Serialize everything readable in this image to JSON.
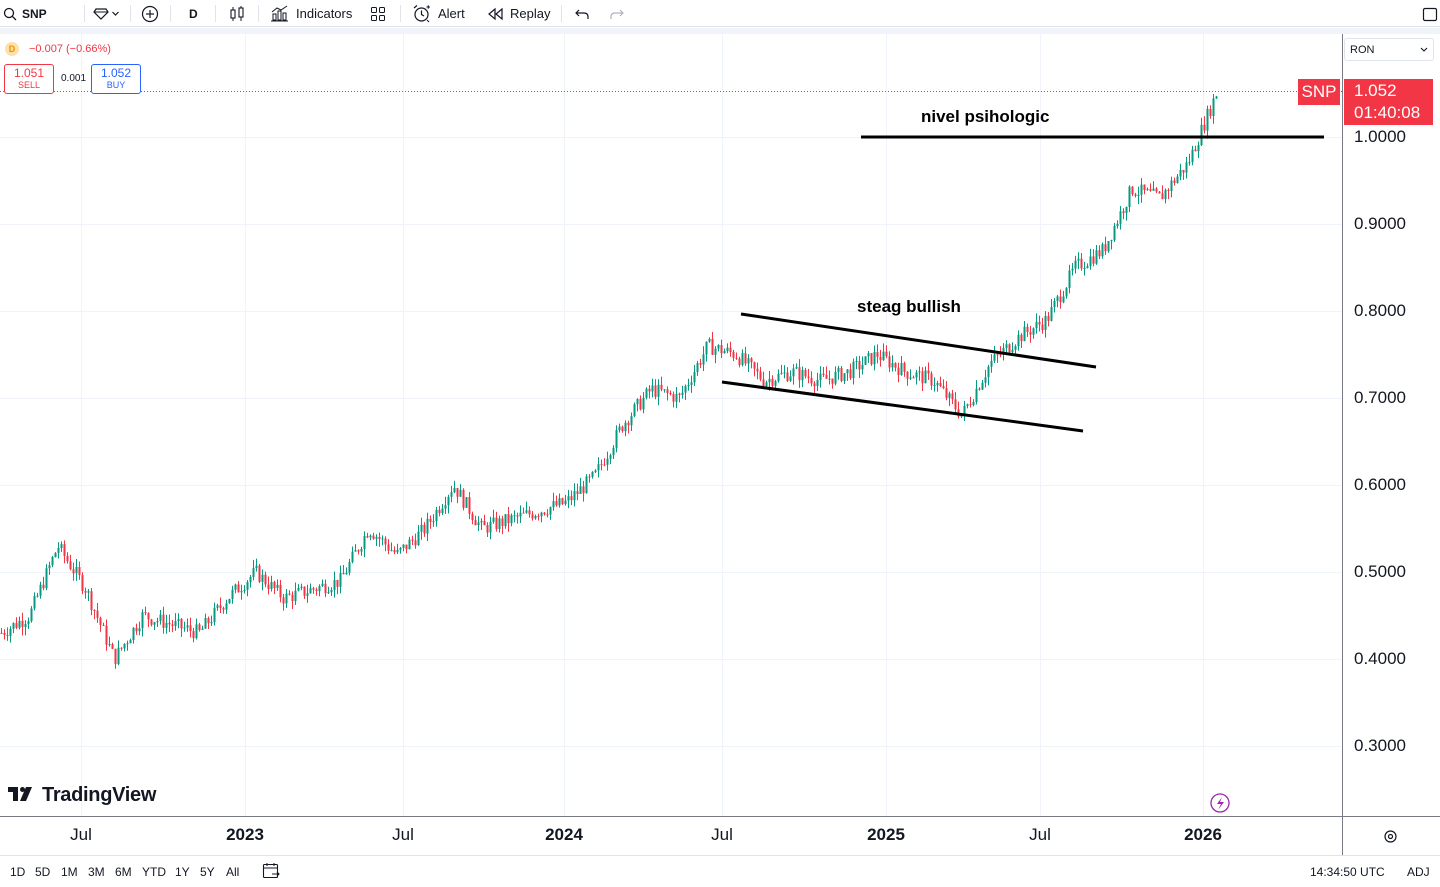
{
  "toolbar": {
    "symbol": "SNP",
    "interval": "D",
    "indicators_label": "Indicators",
    "alert_label": "Alert",
    "replay_label": "Replay"
  },
  "legend": {
    "badge": "D",
    "change": "−0.007 (−0.66%)",
    "sell_price": "1.051",
    "sell_label": "SELL",
    "spread": "0.001",
    "buy_price": "1.052",
    "buy_label": "BUY"
  },
  "price_scale": {
    "currency": "RON",
    "symbol_tag": "SNP",
    "last_price": "1.052",
    "countdown": "01:40:08"
  },
  "annotations": {
    "resistance_label": "nivel psihologic",
    "channel_label": "steag bullish"
  },
  "branding": {
    "logo_text": "TradingView"
  },
  "bottombar": {
    "ranges": [
      "1D",
      "5D",
      "1M",
      "3M",
      "6M",
      "YTD",
      "1Y",
      "5Y",
      "All"
    ],
    "time": "14:34:50 UTC",
    "adj": "ADJ"
  },
  "colors": {
    "up": "#089981",
    "down": "#f23645",
    "price_line": "#f23645",
    "grid": "#f0f3fa"
  },
  "chart_data": {
    "type": "candlestick",
    "symbol": "SNP",
    "currency": "RON",
    "interval": "D",
    "y_ticks": [
      "1.0000",
      "0.9000",
      "0.8000",
      "0.7000",
      "0.6000",
      "0.5000",
      "0.4000",
      "0.3000"
    ],
    "x_ticks": [
      "Jul",
      "2023",
      "Jul",
      "2024",
      "Jul",
      "2025",
      "Jul",
      "2026"
    ],
    "ylim": [
      0.26,
      1.14
    ],
    "last_price": 1.052,
    "approx_close_path": [
      [
        "2022-05",
        0.43
      ],
      [
        "2022-07",
        0.45
      ],
      [
        "2022-08",
        0.53
      ],
      [
        "2022-09",
        0.48
      ],
      [
        "2022-10",
        0.4
      ],
      [
        "2022-11",
        0.45
      ],
      [
        "2022-12",
        0.44
      ],
      [
        "2023-01",
        0.43
      ],
      [
        "2023-02",
        0.47
      ],
      [
        "2023-03",
        0.5
      ],
      [
        "2023-04",
        0.47
      ],
      [
        "2023-05",
        0.48
      ],
      [
        "2023-06",
        0.49
      ],
      [
        "2023-07",
        0.55
      ],
      [
        "2023-08",
        0.52
      ],
      [
        "2023-09",
        0.55
      ],
      [
        "2023-10",
        0.6
      ],
      [
        "2023-11",
        0.55
      ],
      [
        "2023-12",
        0.56
      ],
      [
        "2024-01",
        0.57
      ],
      [
        "2024-02",
        0.58
      ],
      [
        "2024-03",
        0.61
      ],
      [
        "2024-04",
        0.67
      ],
      [
        "2024-05",
        0.71
      ],
      [
        "2024-06",
        0.7
      ],
      [
        "2024-07",
        0.76
      ],
      [
        "2024-08",
        0.75
      ],
      [
        "2024-09",
        0.72
      ],
      [
        "2024-10",
        0.73
      ],
      [
        "2024-11",
        0.72
      ],
      [
        "2024-12",
        0.73
      ],
      [
        "2025-01",
        0.75
      ],
      [
        "2025-02",
        0.73
      ],
      [
        "2025-03",
        0.72
      ],
      [
        "2025-04",
        0.68
      ],
      [
        "2025-05",
        0.74
      ],
      [
        "2025-06",
        0.77
      ],
      [
        "2025-07",
        0.79
      ],
      [
        "2025-08",
        0.85
      ],
      [
        "2025-09",
        0.87
      ],
      [
        "2025-10",
        0.94
      ],
      [
        "2025-11",
        0.93
      ],
      [
        "2025-12",
        0.97
      ],
      [
        "2026-01",
        1.05
      ]
    ],
    "drawings": [
      {
        "kind": "horizontal-line",
        "label": "nivel psihologic",
        "y": 1.0
      },
      {
        "kind": "channel-line",
        "label": "steag bullish"
      },
      {
        "kind": "channel-line"
      }
    ]
  }
}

● What is required:
Write the full listing out again with every line unchanged, but include no pictures.

● Exercise response:
Serialize everything readable in this image to JSON.
{
  "toolbar": {
    "symbol": "SNP",
    "interval": "D",
    "indicators_label": "Indicators",
    "alert_label": "Alert",
    "replay_label": "Replay"
  },
  "legend": {
    "badge": "D",
    "change": "−0.007 (−0.66%)",
    "sell_price": "1.051",
    "sell_label": "SELL",
    "spread": "0.001",
    "buy_price": "1.052",
    "buy_label": "BUY"
  },
  "price_scale": {
    "currency": "RON",
    "symbol_tag": "SNP",
    "last_price": "1.052",
    "countdown": "01:40:08"
  },
  "annotations": {
    "resistance_label": "nivel psihologic",
    "channel_label": "steag bullish"
  },
  "branding": {
    "logo_text": "TradingView"
  },
  "bottombar": {
    "ranges": [
      "1D",
      "5D",
      "1M",
      "3M",
      "6M",
      "YTD",
      "1Y",
      "5Y",
      "All"
    ],
    "time": "14:34:50 UTC",
    "adj": "ADJ"
  },
  "colors": {
    "up": "#089981",
    "down": "#f23645",
    "price_line": "#f23645",
    "grid": "#f0f3fa"
  },
  "chart_data": {
    "type": "candlestick",
    "symbol": "SNP",
    "currency": "RON",
    "interval": "D",
    "y_ticks": [
      "1.0000",
      "0.9000",
      "0.8000",
      "0.7000",
      "0.6000",
      "0.5000",
      "0.4000",
      "0.3000"
    ],
    "x_ticks": [
      "Jul",
      "2023",
      "Jul",
      "2024",
      "Jul",
      "2025",
      "Jul",
      "2026"
    ],
    "ylim": [
      0.26,
      1.14
    ],
    "last_price": 1.052,
    "approx_close_path": [
      [
        "2022-05",
        0.43
      ],
      [
        "2022-07",
        0.45
      ],
      [
        "2022-08",
        0.53
      ],
      [
        "2022-09",
        0.48
      ],
      [
        "2022-10",
        0.4
      ],
      [
        "2022-11",
        0.45
      ],
      [
        "2022-12",
        0.44
      ],
      [
        "2023-01",
        0.43
      ],
      [
        "2023-02",
        0.47
      ],
      [
        "2023-03",
        0.5
      ],
      [
        "2023-04",
        0.47
      ],
      [
        "2023-05",
        0.48
      ],
      [
        "2023-06",
        0.49
      ],
      [
        "2023-07",
        0.55
      ],
      [
        "2023-08",
        0.52
      ],
      [
        "2023-09",
        0.55
      ],
      [
        "2023-10",
        0.6
      ],
      [
        "2023-11",
        0.55
      ],
      [
        "2023-12",
        0.56
      ],
      [
        "2024-01",
        0.57
      ],
      [
        "2024-02",
        0.58
      ],
      [
        "2024-03",
        0.61
      ],
      [
        "2024-04",
        0.67
      ],
      [
        "2024-05",
        0.71
      ],
      [
        "2024-06",
        0.7
      ],
      [
        "2024-07",
        0.76
      ],
      [
        "2024-08",
        0.75
      ],
      [
        "2024-09",
        0.72
      ],
      [
        "2024-10",
        0.73
      ],
      [
        "2024-11",
        0.72
      ],
      [
        "2024-12",
        0.73
      ],
      [
        "2025-01",
        0.75
      ],
      [
        "2025-02",
        0.73
      ],
      [
        "2025-03",
        0.72
      ],
      [
        "2025-04",
        0.68
      ],
      [
        "2025-05",
        0.74
      ],
      [
        "2025-06",
        0.77
      ],
      [
        "2025-07",
        0.79
      ],
      [
        "2025-08",
        0.85
      ],
      [
        "2025-09",
        0.87
      ],
      [
        "2025-10",
        0.94
      ],
      [
        "2025-11",
        0.93
      ],
      [
        "2025-12",
        0.97
      ],
      [
        "2026-01",
        1.05
      ]
    ],
    "drawings": [
      {
        "kind": "horizontal-line",
        "label": "nivel psihologic",
        "y": 1.0
      },
      {
        "kind": "channel-line",
        "label": "steag bullish"
      },
      {
        "kind": "channel-line"
      }
    ]
  }
}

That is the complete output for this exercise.